### [TASK DETAILS]
Please repeat all of the lines that follow, exactly as written.
--- Begin ENTRIES SUPPLIED ---
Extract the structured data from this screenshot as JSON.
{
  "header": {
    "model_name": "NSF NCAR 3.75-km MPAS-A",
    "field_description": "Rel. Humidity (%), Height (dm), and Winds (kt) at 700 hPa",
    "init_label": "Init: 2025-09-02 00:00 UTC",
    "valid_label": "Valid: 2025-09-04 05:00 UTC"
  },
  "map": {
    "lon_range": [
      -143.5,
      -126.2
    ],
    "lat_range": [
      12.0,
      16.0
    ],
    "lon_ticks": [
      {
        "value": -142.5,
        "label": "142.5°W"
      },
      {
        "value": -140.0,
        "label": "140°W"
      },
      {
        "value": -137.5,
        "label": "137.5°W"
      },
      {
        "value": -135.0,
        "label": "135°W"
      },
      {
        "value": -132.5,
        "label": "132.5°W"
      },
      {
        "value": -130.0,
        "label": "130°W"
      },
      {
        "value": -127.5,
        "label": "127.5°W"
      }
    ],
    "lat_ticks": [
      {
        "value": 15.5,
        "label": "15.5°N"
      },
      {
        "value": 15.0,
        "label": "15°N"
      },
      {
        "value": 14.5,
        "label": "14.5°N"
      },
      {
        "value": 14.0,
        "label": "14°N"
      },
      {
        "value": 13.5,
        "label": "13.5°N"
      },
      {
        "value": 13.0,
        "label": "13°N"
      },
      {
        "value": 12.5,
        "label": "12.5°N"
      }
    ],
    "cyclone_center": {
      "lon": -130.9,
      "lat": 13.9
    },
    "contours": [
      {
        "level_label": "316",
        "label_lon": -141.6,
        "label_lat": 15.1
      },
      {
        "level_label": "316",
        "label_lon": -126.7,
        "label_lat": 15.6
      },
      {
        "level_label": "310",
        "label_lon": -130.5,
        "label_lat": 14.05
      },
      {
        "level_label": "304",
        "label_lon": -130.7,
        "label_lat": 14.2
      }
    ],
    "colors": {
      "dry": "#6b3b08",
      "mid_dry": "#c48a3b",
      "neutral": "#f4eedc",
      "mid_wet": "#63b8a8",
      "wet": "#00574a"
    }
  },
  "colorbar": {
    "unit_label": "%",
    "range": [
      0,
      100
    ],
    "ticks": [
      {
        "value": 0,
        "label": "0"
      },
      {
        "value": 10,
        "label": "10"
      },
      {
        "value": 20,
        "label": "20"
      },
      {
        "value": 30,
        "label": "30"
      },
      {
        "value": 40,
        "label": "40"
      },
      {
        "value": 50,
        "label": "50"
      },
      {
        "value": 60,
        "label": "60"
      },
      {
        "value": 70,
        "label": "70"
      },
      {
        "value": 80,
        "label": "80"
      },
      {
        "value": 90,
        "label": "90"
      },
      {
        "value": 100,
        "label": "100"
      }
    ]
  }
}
--- End ENTRIES SUPPLIED ---
### [FINAL RESULT]
Extract the structured data from this screenshot as JSON.
{
  "header": {
    "model_name": "NSF NCAR 3.75-km MPAS-A",
    "field_description": "Rel. Humidity (%), Height (dm), and Winds (kt) at 700 hPa",
    "init_label": "Init: 2025-09-02 00:00 UTC",
    "valid_label": "Valid: 2025-09-04 05:00 UTC"
  },
  "map": {
    "lon_range": [
      -143.5,
      -126.2
    ],
    "lat_range": [
      12.0,
      16.0
    ],
    "lon_ticks": [
      {
        "value": -142.5,
        "label": "142.5°W"
      },
      {
        "value": -140.0,
        "label": "140°W"
      },
      {
        "value": -137.5,
        "label": "137.5°W"
      },
      {
        "value": -135.0,
        "label": "135°W"
      },
      {
        "value": -132.5,
        "label": "132.5°W"
      },
      {
        "value": -130.0,
        "label": "130°W"
      },
      {
        "value": -127.5,
        "label": "127.5°W"
      }
    ],
    "lat_ticks": [
      {
        "value": 15.5,
        "label": "15.5°N"
      },
      {
        "value": 15.0,
        "label": "15°N"
      },
      {
        "value": 14.5,
        "label": "14.5°N"
      },
      {
        "value": 14.0,
        "label": "14°N"
      },
      {
        "value": 13.5,
        "label": "13.5°N"
      },
      {
        "value": 13.0,
        "label": "13°N"
      },
      {
        "value": 12.5,
        "label": "12.5°N"
      }
    ],
    "cyclone_center": {
      "lon": -130.9,
      "lat": 13.9
    },
    "contours": [
      {
        "level_label": "316",
        "label_lon": -141.6,
        "label_lat": 15.1
      },
      {
        "level_label": "316",
        "label_lon": -126.7,
        "label_lat": 15.6
      },
      {
        "level_label": "310",
        "label_lon": -130.5,
        "label_lat": 14.05
      },
      {
        "level_label": "304",
        "label_lon": -130.7,
        "label_lat": 14.2
      }
    ],
    "colors": {
      "dry": "#6b3b08",
      "mid_dry": "#c48a3b",
      "neutral": "#f4eedc",
      "mid_wet": "#63b8a8",
      "wet": "#00574a"
    }
  },
  "colorbar": {
    "unit_label": "%",
    "range": [
      0,
      100
    ],
    "ticks": [
      {
        "value": 0,
        "label": "0"
      },
      {
        "value": 10,
        "label": "10"
      },
      {
        "value": 20,
        "label": "20"
      },
      {
        "value": 30,
        "label": "30"
      },
      {
        "value": 40,
        "label": "40"
      },
      {
        "value": 50,
        "label": "50"
      },
      {
        "value": 60,
        "label": "60"
      },
      {
        "value": 70,
        "label": "70"
      },
      {
        "value": 80,
        "label": "80"
      },
      {
        "value": 90,
        "label": "90"
      },
      {
        "value": 100,
        "label": "100"
      }
    ]
  }
}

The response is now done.